** START OF DATA LISTING **
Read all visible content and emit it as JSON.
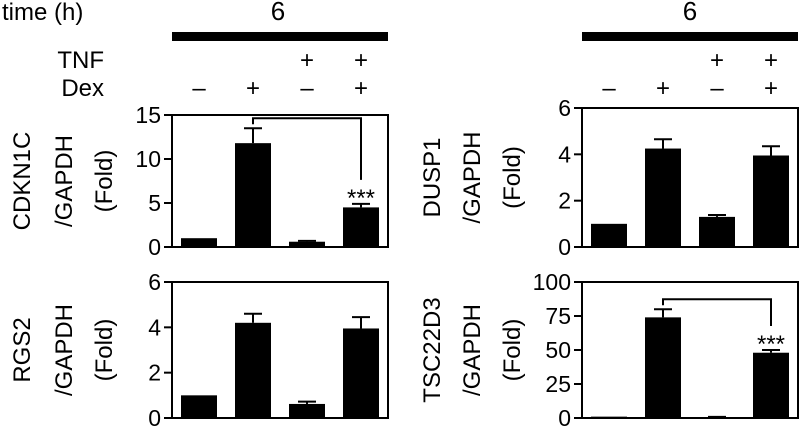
{
  "header": {
    "time_label": "time (h)",
    "left_time": "6",
    "right_time": "6",
    "tnf_label": "TNF",
    "dex_label": "Dex",
    "tnf_signs": [
      "",
      "",
      "+",
      "+"
    ],
    "dex_signs": [
      "–",
      "+",
      "–",
      "+"
    ]
  },
  "chart_data": [
    {
      "type": "bar",
      "ylabel_lines": [
        "CDKN1C",
        "/GAPDH",
        "(Fold)"
      ],
      "ylim": [
        0,
        15
      ],
      "yticks": [
        0,
        5,
        10,
        15
      ],
      "values": [
        1.0,
        11.8,
        0.6,
        4.5
      ],
      "errors": [
        0.0,
        1.7,
        0.1,
        0.4
      ],
      "significance": {
        "from": 1,
        "to": 3,
        "label": "***"
      }
    },
    {
      "type": "bar",
      "ylabel_lines": [
        "DUSP1",
        "/GAPDH",
        "(Fold)"
      ],
      "ylim": [
        0,
        6
      ],
      "yticks": [
        0,
        2,
        4,
        6
      ],
      "values": [
        1.0,
        4.25,
        1.3,
        3.95
      ],
      "errors": [
        0.0,
        0.4,
        0.08,
        0.4
      ],
      "significance": null
    },
    {
      "type": "bar",
      "ylabel_lines": [
        "RGS2",
        "/GAPDH",
        "(Fold)"
      ],
      "ylim": [
        0,
        6
      ],
      "yticks": [
        0,
        2,
        4,
        6
      ],
      "values": [
        1.0,
        4.2,
        0.62,
        3.95
      ],
      "errors": [
        0.0,
        0.4,
        0.1,
        0.5
      ],
      "significance": null
    },
    {
      "type": "bar",
      "ylabel_lines": [
        "TSC22D3",
        "/GAPDH",
        "(Fold)"
      ],
      "ylim": [
        0,
        100
      ],
      "yticks": [
        0,
        25,
        50,
        75,
        100
      ],
      "values": [
        1.0,
        74,
        0.7,
        48
      ],
      "errors": [
        0.0,
        6,
        0.1,
        2
      ],
      "significance": {
        "from": 1,
        "to": 3,
        "label": "***"
      }
    }
  ]
}
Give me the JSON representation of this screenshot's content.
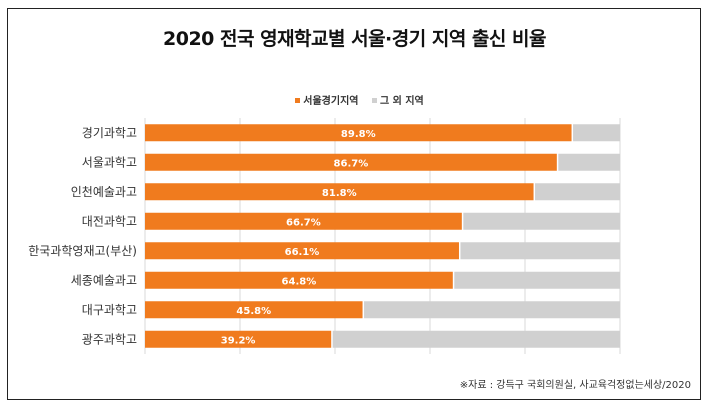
{
  "chart_data": {
    "type": "bar",
    "stacked": true,
    "orientation": "horizontal",
    "title": "2020 전국 영재학교별 서울·경기 지역 출신 비율",
    "categories": [
      "경기과학고",
      "서울과학고",
      "인천예술과고",
      "대전과학고",
      "한국과학영재고(부산)",
      "세종예술과고",
      "대구과학고",
      "광주과학고"
    ],
    "series": [
      {
        "name": "서울경기지역",
        "color": "#F07B1E",
        "values": [
          89.8,
          86.7,
          81.8,
          66.7,
          66.1,
          64.8,
          45.8,
          39.2
        ],
        "labels": [
          "89.8%",
          "86.7%",
          "81.8%",
          "66.7%",
          "66.1%",
          "64.8%",
          "45.8%",
          "39.2%"
        ]
      },
      {
        "name": "그 외 지역",
        "color": "#D0D0D0",
        "values": [
          10.2,
          13.3,
          18.2,
          33.3,
          33.9,
          35.2,
          54.2,
          60.8
        ]
      }
    ],
    "xlim": [
      0,
      100
    ],
    "grid": true,
    "legend": "top",
    "source": "※자료 : 강득구 국회의원실, 사교육걱정없는세상/2020"
  }
}
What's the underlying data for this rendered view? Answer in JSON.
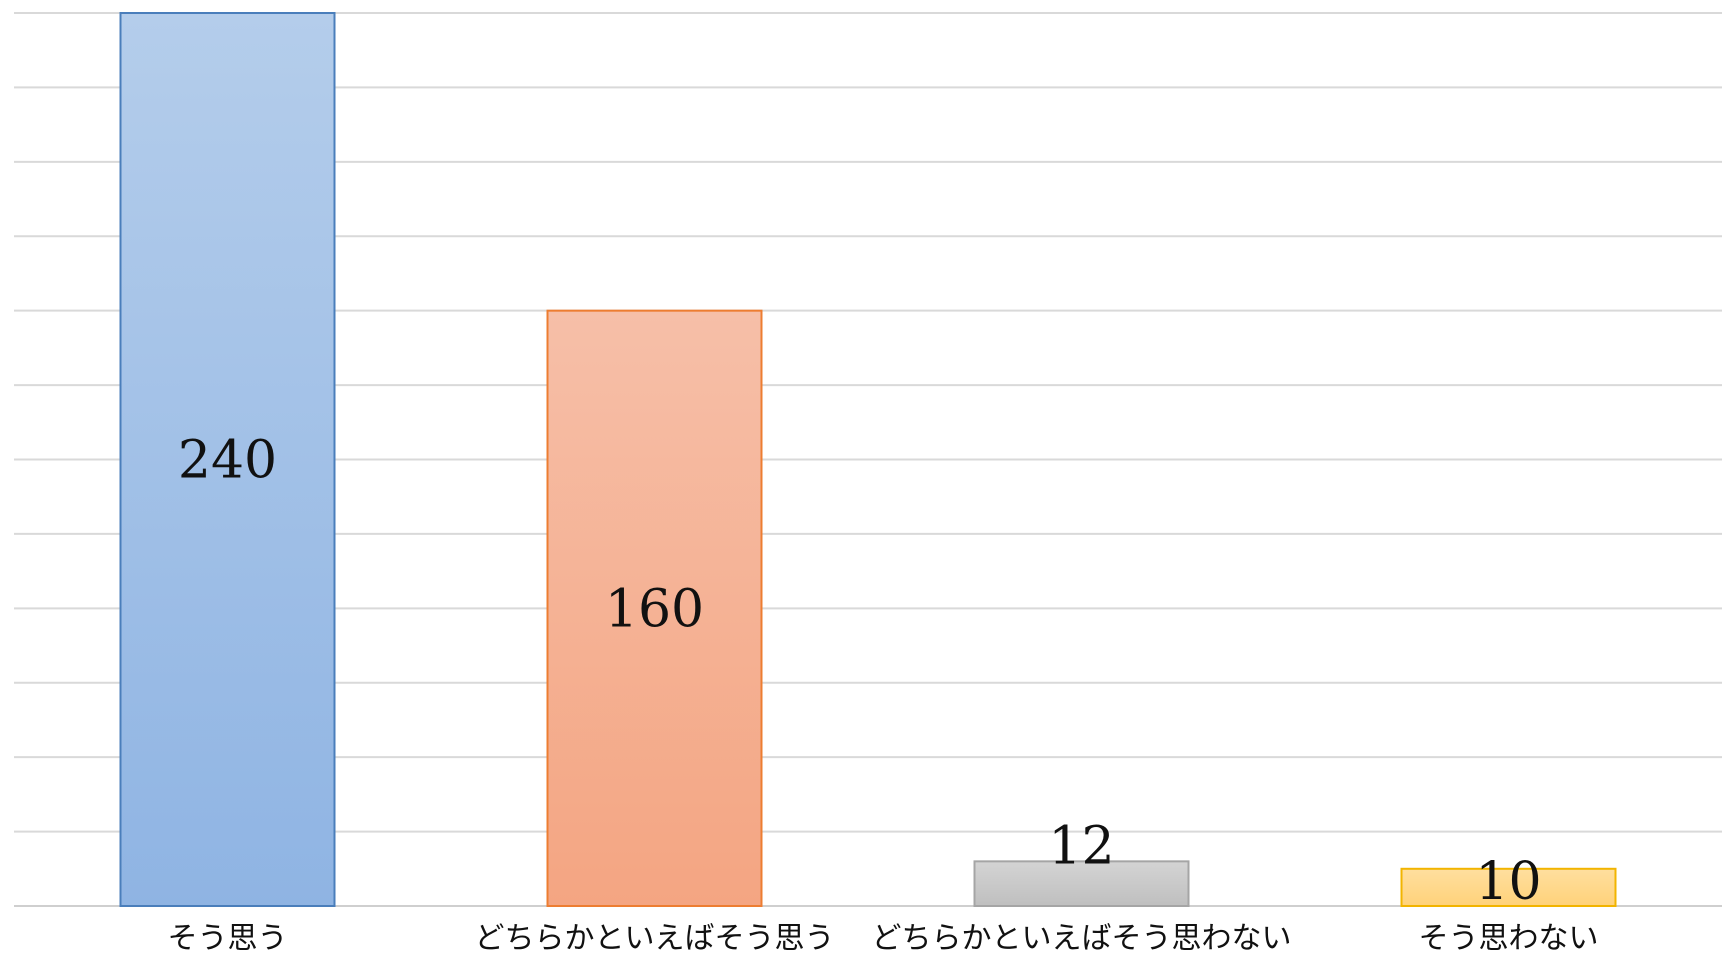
{
  "chart_data": {
    "type": "bar",
    "categories": [
      "そう思う",
      "どちらかといえばそう思う",
      "どちらかといえばそう思わない",
      "そう思わない"
    ],
    "values": [
      240,
      160,
      12,
      10
    ],
    "colors": [
      "#8fb4e3",
      "#f4a582",
      "#bfbfbf",
      "#ffd27a"
    ],
    "colors_top": [
      "#b4cdeb",
      "#f6bfa8",
      "#d4d4d4",
      "#ffdf9f"
    ],
    "border_colors": [
      "#4a7ebb",
      "#ed7d31",
      "#a5a5a5",
      "#f2b400"
    ],
    "ylim": [
      0,
      240
    ],
    "grid": true,
    "legend": "none",
    "title": "",
    "xlabel": "",
    "ylabel": ""
  }
}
** END OF DATA LISTING **
DIRECTIONS FOR THIS TASK.
Leave out all pictures and retype precisely the lines that run from the line containing "What's the underlying" to the last line of the records.

COMPLETED EXERCISE.
What's the underlying data for this rendered view? Answer in JSON.
{
  "chart_data": {
    "type": "bar",
    "categories": [
      "そう思う",
      "どちらかといえばそう思う",
      "どちらかといえばそう思わない",
      "そう思わない"
    ],
    "values": [
      240,
      160,
      12,
      10
    ],
    "colors": [
      "#8fb4e3",
      "#f4a582",
      "#bfbfbf",
      "#ffd27a"
    ],
    "colors_top": [
      "#b4cdeb",
      "#f6bfa8",
      "#d4d4d4",
      "#ffdf9f"
    ],
    "border_colors": [
      "#4a7ebb",
      "#ed7d31",
      "#a5a5a5",
      "#f2b400"
    ],
    "ylim": [
      0,
      240
    ],
    "grid": true,
    "legend": "none",
    "title": "",
    "xlabel": "",
    "ylabel": ""
  }
}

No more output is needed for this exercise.